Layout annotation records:
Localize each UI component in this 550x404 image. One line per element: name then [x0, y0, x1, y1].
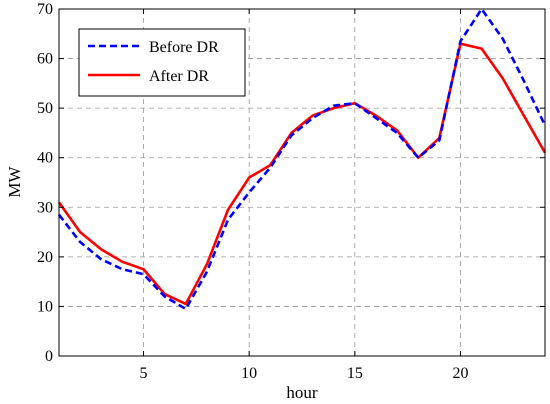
- y-axis-label: MW: [5, 165, 24, 197]
- y-tick-label: 40: [37, 150, 53, 167]
- legend-box: [78, 28, 246, 97]
- y-tick-label: 10: [37, 298, 53, 315]
- y-tick-label: 70: [37, 1, 53, 18]
- x-axis-label: hour: [286, 383, 318, 402]
- x-tick-label: 10: [241, 365, 257, 382]
- legend-label-before-dr: Before DR: [149, 39, 219, 56]
- y-tick-label: 30: [37, 199, 53, 216]
- x-tick-label: 20: [452, 365, 468, 382]
- series-line-after-dr: [57, 42, 547, 306]
- series-layer: [57, 7, 547, 311]
- y-tick-label: 50: [37, 100, 53, 117]
- series-line-before-dr: [57, 7, 547, 311]
- x-tick-label: 5: [140, 365, 148, 382]
- legend: Before DR After DR: [78, 28, 246, 97]
- y-tick-label: 20: [37, 249, 53, 266]
- y-tick-label: 60: [37, 51, 53, 68]
- grid: [59, 9, 545, 356]
- plot-frame: [58, 8, 546, 357]
- y-tick-label: 0: [45, 348, 53, 365]
- x-tick-label: 15: [347, 365, 363, 382]
- legend-label-after-dr: After DR: [149, 68, 209, 85]
- ticks: 5 10 15 20 0 10 20 30 40 50 60 70: [37, 1, 545, 382]
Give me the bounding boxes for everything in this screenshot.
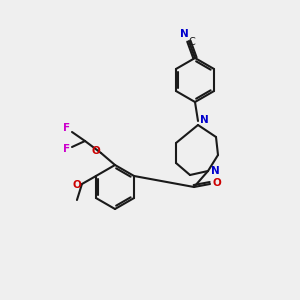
Text: F: F [63,144,70,154]
Text: C: C [188,37,195,47]
Text: N: N [211,166,219,176]
Text: N: N [181,29,189,39]
Text: O: O [213,178,221,188]
Text: F: F [63,123,70,133]
Text: O: O [92,146,100,156]
Text: N: N [200,115,208,125]
Text: O: O [73,180,81,190]
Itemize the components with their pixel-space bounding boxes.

**GOAL**
Copy out the records verbatim, starting with the line containing "- y-axis-label: MW: [5, 165, 24, 197]" and continuing through the end of the records. Omit the pictures.

**OUTPUT BELOW**
- y-axis-label: MW: [5, 165, 24, 197]
- y-tick-label: 40: [37, 150, 53, 167]
- legend-box: [78, 28, 246, 97]
- y-tick-label: 10: [37, 298, 53, 315]
- y-tick-label: 70: [37, 1, 53, 18]
- x-axis-label: hour: [286, 383, 318, 402]
- x-tick-label: 10: [241, 365, 257, 382]
- legend-label-before-dr: Before DR: [149, 39, 219, 56]
- y-tick-label: 30: [37, 199, 53, 216]
- x-tick-label: 20: [452, 365, 468, 382]
- series-line-after-dr: [57, 42, 547, 306]
- series-layer: [57, 7, 547, 311]
- y-tick-label: 50: [37, 100, 53, 117]
- series-line-before-dr: [57, 7, 547, 311]
- x-tick-label: 5: [140, 365, 148, 382]
- legend: Before DR After DR: [78, 28, 246, 97]
- y-tick-label: 20: [37, 249, 53, 266]
- y-tick-label: 60: [37, 51, 53, 68]
- grid: [59, 9, 545, 356]
- plot-frame: [58, 8, 546, 357]
- y-tick-label: 0: [45, 348, 53, 365]
- x-tick-label: 15: [347, 365, 363, 382]
- legend-label-after-dr: After DR: [149, 68, 209, 85]
- ticks: 5 10 15 20 0 10 20 30 40 50 60 70: [37, 1, 545, 382]
Give me the bounding boxes for everything in this screenshot.
Text: F: F [63,144,70,154]
Text: C: C [188,37,195,47]
Text: N: N [211,166,219,176]
Text: N: N [181,29,189,39]
Text: O: O [213,178,221,188]
Text: F: F [63,123,70,133]
Text: O: O [92,146,100,156]
Text: N: N [200,115,208,125]
Text: O: O [73,180,81,190]
Itemize the components with their pixel-space bounding boxes.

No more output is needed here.